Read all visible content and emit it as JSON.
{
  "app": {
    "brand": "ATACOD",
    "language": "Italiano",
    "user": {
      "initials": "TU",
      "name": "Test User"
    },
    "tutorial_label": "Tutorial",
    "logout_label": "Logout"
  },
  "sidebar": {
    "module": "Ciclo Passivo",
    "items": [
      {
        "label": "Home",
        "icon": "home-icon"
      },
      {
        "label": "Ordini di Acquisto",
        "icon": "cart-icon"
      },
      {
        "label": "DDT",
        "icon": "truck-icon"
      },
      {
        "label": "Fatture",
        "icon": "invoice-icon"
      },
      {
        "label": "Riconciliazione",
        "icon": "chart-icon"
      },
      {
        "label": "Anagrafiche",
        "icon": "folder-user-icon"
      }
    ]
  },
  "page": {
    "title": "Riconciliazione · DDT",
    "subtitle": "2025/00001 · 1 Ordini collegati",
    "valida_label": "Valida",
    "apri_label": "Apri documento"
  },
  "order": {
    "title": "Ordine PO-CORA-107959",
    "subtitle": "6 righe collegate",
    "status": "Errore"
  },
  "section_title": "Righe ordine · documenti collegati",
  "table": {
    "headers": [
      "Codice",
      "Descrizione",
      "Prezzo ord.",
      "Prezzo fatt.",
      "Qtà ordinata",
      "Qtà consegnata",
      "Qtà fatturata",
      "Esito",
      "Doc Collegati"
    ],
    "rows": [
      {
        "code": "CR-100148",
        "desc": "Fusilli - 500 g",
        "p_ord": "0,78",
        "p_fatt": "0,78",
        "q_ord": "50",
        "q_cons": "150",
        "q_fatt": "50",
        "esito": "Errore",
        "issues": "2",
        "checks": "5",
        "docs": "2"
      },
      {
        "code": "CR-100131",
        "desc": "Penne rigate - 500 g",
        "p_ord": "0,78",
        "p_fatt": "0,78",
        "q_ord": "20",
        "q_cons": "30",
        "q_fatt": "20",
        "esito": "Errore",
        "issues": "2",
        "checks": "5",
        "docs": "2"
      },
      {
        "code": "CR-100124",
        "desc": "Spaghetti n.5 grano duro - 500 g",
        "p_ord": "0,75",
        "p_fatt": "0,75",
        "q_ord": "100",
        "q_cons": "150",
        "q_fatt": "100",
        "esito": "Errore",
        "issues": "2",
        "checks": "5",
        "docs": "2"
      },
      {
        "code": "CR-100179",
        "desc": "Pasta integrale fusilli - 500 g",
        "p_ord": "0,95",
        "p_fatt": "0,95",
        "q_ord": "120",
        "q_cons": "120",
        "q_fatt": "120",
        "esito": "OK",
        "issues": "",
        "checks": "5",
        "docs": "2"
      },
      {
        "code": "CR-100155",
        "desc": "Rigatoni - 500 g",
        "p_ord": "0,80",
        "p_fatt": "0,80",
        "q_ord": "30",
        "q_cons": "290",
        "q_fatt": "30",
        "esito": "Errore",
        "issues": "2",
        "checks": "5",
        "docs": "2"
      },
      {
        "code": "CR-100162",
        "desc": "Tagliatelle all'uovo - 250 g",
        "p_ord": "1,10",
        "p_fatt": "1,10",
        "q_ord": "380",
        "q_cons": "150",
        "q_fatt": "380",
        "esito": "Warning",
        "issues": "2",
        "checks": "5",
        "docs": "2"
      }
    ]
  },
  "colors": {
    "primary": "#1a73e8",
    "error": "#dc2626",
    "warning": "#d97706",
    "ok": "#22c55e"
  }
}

- [OBJECTIVE]: Select the lines that carry the string "subtitle" and copy them.

- [THE OUTPUT]:
    "subtitle": "2025/00001 · 1 Ordini collegati",
    "subtitle": "6 righe collegate",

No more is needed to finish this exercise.